- [PROBLEM TO WORK ON]:
Give back all the records exactly, keeping every line whole.

..........

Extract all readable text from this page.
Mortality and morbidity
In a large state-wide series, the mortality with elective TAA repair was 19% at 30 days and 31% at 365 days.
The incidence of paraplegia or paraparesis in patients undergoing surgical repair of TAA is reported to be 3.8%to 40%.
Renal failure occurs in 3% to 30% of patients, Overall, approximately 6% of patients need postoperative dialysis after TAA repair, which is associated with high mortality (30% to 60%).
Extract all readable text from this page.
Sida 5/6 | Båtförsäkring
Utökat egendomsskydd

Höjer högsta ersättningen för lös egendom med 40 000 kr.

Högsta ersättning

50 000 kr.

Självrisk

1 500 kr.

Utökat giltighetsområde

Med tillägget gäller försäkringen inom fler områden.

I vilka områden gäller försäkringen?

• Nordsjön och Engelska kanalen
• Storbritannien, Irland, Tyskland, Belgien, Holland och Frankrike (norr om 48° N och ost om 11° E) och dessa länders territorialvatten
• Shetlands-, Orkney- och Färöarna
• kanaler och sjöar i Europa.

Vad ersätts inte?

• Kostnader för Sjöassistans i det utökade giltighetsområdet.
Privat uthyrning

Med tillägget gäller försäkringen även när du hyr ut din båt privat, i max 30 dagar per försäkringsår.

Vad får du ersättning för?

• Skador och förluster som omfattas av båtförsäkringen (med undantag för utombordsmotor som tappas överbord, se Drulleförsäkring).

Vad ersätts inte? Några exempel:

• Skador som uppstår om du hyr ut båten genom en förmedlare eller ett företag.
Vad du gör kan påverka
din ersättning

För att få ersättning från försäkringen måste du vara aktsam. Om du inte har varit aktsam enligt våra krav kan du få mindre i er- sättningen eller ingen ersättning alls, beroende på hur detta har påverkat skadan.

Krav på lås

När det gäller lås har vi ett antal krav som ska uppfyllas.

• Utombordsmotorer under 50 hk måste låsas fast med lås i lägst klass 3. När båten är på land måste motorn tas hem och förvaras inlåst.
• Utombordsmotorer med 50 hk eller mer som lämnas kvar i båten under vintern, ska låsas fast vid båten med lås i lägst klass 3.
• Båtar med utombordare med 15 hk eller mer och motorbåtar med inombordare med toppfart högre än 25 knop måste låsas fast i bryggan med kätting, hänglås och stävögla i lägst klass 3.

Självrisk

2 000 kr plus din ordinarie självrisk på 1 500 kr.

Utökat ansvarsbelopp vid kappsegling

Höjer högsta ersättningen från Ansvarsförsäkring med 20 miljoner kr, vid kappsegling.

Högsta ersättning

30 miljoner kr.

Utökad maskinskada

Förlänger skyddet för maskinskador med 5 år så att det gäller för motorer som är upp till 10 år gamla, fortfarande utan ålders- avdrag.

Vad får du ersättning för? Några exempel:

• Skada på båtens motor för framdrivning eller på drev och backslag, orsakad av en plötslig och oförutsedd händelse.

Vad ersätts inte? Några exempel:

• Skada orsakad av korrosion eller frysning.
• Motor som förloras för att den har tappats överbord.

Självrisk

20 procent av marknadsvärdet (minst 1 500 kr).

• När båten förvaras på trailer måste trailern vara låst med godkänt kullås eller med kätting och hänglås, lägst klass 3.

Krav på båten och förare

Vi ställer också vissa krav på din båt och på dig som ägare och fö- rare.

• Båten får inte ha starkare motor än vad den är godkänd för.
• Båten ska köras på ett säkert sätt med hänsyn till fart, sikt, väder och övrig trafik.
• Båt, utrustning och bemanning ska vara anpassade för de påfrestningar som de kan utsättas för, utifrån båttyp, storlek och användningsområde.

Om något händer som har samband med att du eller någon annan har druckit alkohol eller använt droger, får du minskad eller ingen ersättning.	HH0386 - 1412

..........

- [RESPONSE BOX]:
Extract all readable text from this page.
Mortality and morbidity
In a large state-wide series, the mortality with elective TAA repair was 19% at 30 days and 31% at 365 days.
The incidence of paraplegia or paraparesis in patients undergoing surgical repair of TAA is reported to be 3.8%to 40%.
Renal failure occurs in 3% to 30% of patients, Overall, approximately 6% of patients need postoperative dialysis after TAA repair, which is associated with high mortality (30% to 60%).
Extract all readable text from this page.
Sida 5/6 | Båtförsäkring
Utökat egendomsskydd

Höjer högsta ersättningen för lös egendom med 40 000 kr.

Högsta ersättning

50 000 kr.

Självrisk

1 500 kr.

Utökat giltighetsområde

Med tillägget gäller försäkringen inom fler områden.

I vilka områden gäller försäkringen?

• Nordsjön och Engelska kanalen
• Storbritannien, Irland, Tyskland, Belgien, Holland och Frankrike (norr om 48° N och ost om 11° E) och dessa länders territorialvatten
• Shetlands-, Orkney- och Färöarna
• kanaler och sjöar i Europa.

Vad ersätts inte?

• Kostnader för Sjöassistans i det utökade giltighetsområdet.
Privat uthyrning

Med tillägget gäller försäkringen även när du hyr ut din båt privat, i max 30 dagar per försäkringsår.

Vad får du ersättning för?

• Skador och förluster som omfattas av båtförsäkringen (med undantag för utombordsmotor som tappas överbord, se Drulleförsäkring).

Vad ersätts inte? Några exempel:

• Skador som uppstår om du hyr ut båten genom en förmedlare eller ett företag.
Vad du gör kan påverka
din ersättning

För att få ersättning från försäkringen måste du vara aktsam. Om du inte har varit aktsam enligt våra krav kan du få mindre i er- sättningen eller ingen ersättning alls, beroende på hur detta har påverkat skadan.

Krav på lås

När det gäller lås har vi ett antal krav som ska uppfyllas.

• Utombordsmotorer under 50 hk måste låsas fast med lås i lägst klass 3. När båten är på land måste motorn tas hem och förvaras inlåst.
• Utombordsmotorer med 50 hk eller mer som lämnas kvar i båten under vintern, ska låsas fast vid båten med lås i lägst klass 3.
• Båtar med utombordare med 15 hk eller mer och motorbåtar med inombordare med toppfart högre än 25 knop måste låsas fast i bryggan med kätting, hänglås och stävögla i lägst klass 3.

Självrisk

2 000 kr plus din ordinarie självrisk på 1 500 kr.

Utökat ansvarsbelopp vid kappsegling

Höjer högsta ersättningen från Ansvarsförsäkring med 20 miljoner kr, vid kappsegling.

Högsta ersättning

30 miljoner kr.

Utökad maskinskada

Förlänger skyddet för maskinskador med 5 år så att det gäller för motorer som är upp till 10 år gamla, fortfarande utan ålders- avdrag.

Vad får du ersättning för? Några exempel:

• Skada på båtens motor för framdrivning eller på drev och backslag, orsakad av en plötslig och oförutsedd händelse.

Vad ersätts inte? Några exempel:

• Skada orsakad av korrosion eller frysning.
• Motor som förloras för att den har tappats överbord.

Självrisk

20 procent av marknadsvärdet (minst 1 500 kr).

• När båten förvaras på trailer måste trailern vara låst med godkänt kullås eller med kätting och hänglås, lägst klass 3.

Krav på båten och förare

Vi ställer också vissa krav på din båt och på dig som ägare och fö- rare.

• Båten får inte ha starkare motor än vad den är godkänd för.
• Båten ska köras på ett säkert sätt med hänsyn till fart, sikt, väder och övrig trafik.
• Båt, utrustning och bemanning ska vara anpassade för de påfrestningar som de kan utsättas för, utifrån båttyp, storlek och användningsområde.

Om något händer som har samband med att du eller någon annan har druckit alkohol eller använt droger, får du minskad eller ingen ersättning.	HH0386 - 1412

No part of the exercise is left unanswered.